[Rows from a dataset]

-----

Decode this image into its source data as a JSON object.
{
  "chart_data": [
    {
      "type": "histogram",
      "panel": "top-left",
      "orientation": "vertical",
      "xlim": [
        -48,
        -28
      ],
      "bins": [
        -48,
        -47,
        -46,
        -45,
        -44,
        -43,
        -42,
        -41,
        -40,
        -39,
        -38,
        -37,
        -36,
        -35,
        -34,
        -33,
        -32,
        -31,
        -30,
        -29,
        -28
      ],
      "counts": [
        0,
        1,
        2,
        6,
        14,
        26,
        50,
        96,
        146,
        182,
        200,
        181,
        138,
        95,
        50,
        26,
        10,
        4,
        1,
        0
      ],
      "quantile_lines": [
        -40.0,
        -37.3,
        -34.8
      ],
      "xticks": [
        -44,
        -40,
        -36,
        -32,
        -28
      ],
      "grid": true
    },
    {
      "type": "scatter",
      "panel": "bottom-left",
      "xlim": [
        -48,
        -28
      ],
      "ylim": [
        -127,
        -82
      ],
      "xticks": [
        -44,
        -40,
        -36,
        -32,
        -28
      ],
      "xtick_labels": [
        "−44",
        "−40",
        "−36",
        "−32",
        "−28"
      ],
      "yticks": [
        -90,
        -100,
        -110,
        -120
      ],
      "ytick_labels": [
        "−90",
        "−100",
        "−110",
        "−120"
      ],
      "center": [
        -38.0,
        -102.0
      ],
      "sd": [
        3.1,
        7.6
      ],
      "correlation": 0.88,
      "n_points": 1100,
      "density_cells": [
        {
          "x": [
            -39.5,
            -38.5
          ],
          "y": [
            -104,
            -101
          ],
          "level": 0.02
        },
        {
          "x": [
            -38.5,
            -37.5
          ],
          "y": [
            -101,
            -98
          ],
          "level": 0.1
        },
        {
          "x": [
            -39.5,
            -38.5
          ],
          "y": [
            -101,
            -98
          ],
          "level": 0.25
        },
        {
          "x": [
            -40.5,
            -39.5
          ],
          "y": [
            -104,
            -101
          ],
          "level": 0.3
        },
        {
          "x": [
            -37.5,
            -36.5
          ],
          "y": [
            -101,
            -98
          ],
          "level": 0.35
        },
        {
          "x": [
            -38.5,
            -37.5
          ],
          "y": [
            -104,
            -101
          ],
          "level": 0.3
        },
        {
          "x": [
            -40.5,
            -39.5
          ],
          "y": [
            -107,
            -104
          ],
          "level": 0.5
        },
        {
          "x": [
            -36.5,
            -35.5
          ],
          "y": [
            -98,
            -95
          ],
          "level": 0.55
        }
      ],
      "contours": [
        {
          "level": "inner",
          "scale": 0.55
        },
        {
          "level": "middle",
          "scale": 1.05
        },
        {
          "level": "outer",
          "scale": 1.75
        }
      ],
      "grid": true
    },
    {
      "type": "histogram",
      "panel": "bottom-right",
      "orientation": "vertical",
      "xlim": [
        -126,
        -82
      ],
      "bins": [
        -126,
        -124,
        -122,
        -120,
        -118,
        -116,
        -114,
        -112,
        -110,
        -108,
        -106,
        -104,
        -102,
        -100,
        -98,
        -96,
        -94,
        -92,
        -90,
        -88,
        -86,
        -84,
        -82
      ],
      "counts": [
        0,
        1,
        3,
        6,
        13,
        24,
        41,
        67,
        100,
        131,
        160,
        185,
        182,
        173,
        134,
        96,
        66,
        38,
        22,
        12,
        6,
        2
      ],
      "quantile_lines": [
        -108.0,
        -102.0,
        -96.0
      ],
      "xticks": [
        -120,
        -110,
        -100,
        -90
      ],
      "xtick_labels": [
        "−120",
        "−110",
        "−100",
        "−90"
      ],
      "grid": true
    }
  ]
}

-----

- _INSTRUCTIONS TO FOLLOW_
Write all of the records out again exactly.

- _WRITTEN SOLUTION_
Decode this image into its source data as a JSON object.
{
  "chart_data": [
    {
      "type": "histogram",
      "panel": "top-left",
      "orientation": "vertical",
      "xlim": [
        -48,
        -28
      ],
      "bins": [
        -48,
        -47,
        -46,
        -45,
        -44,
        -43,
        -42,
        -41,
        -40,
        -39,
        -38,
        -37,
        -36,
        -35,
        -34,
        -33,
        -32,
        -31,
        -30,
        -29,
        -28
      ],
      "counts": [
        0,
        1,
        2,
        6,
        14,
        26,
        50,
        96,
        146,
        182,
        200,
        181,
        138,
        95,
        50,
        26,
        10,
        4,
        1,
        0
      ],
      "quantile_lines": [
        -40.0,
        -37.3,
        -34.8
      ],
      "xticks": [
        -44,
        -40,
        -36,
        -32,
        -28
      ],
      "grid": true
    },
    {
      "type": "scatter",
      "panel": "bottom-left",
      "xlim": [
        -48,
        -28
      ],
      "ylim": [
        -127,
        -82
      ],
      "xticks": [
        -44,
        -40,
        -36,
        -32,
        -28
      ],
      "xtick_labels": [
        "−44",
        "−40",
        "−36",
        "−32",
        "−28"
      ],
      "yticks": [
        -90,
        -100,
        -110,
        -120
      ],
      "ytick_labels": [
        "−90",
        "−100",
        "−110",
        "−120"
      ],
      "center": [
        -38.0,
        -102.0
      ],
      "sd": [
        3.1,
        7.6
      ],
      "correlation": 0.88,
      "n_points": 1100,
      "density_cells": [
        {
          "x": [
            -39.5,
            -38.5
          ],
          "y": [
            -104,
            -101
          ],
          "level": 0.02
        },
        {
          "x": [
            -38.5,
            -37.5
          ],
          "y": [
            -101,
            -98
          ],
          "level": 0.1
        },
        {
          "x": [
            -39.5,
            -38.5
          ],
          "y": [
            -101,
            -98
          ],
          "level": 0.25
        },
        {
          "x": [
            -40.5,
            -39.5
          ],
          "y": [
            -104,
            -101
          ],
          "level": 0.3
        },
        {
          "x": [
            -37.5,
            -36.5
          ],
          "y": [
            -101,
            -98
          ],
          "level": 0.35
        },
        {
          "x": [
            -38.5,
            -37.5
          ],
          "y": [
            -104,
            -101
          ],
          "level": 0.3
        },
        {
          "x": [
            -40.5,
            -39.5
          ],
          "y": [
            -107,
            -104
          ],
          "level": 0.5
        },
        {
          "x": [
            -36.5,
            -35.5
          ],
          "y": [
            -98,
            -95
          ],
          "level": 0.55
        }
      ],
      "contours": [
        {
          "level": "inner",
          "scale": 0.55
        },
        {
          "level": "middle",
          "scale": 1.05
        },
        {
          "level": "outer",
          "scale": 1.75
        }
      ],
      "grid": true
    },
    {
      "type": "histogram",
      "panel": "bottom-right",
      "orientation": "vertical",
      "xlim": [
        -126,
        -82
      ],
      "bins": [
        -126,
        -124,
        -122,
        -120,
        -118,
        -116,
        -114,
        -112,
        -110,
        -108,
        -106,
        -104,
        -102,
        -100,
        -98,
        -96,
        -94,
        -92,
        -90,
        -88,
        -86,
        -84,
        -82
      ],
      "counts": [
        0,
        1,
        3,
        6,
        13,
        24,
        41,
        67,
        100,
        131,
        160,
        185,
        182,
        173,
        134,
        96,
        66,
        38,
        22,
        12,
        6,
        2
      ],
      "quantile_lines": [
        -108.0,
        -102.0,
        -96.0
      ],
      "xticks": [
        -120,
        -110,
        -100,
        -90
      ],
      "xtick_labels": [
        "−120",
        "−110",
        "−100",
        "−90"
      ],
      "grid": true
    }
  ]
}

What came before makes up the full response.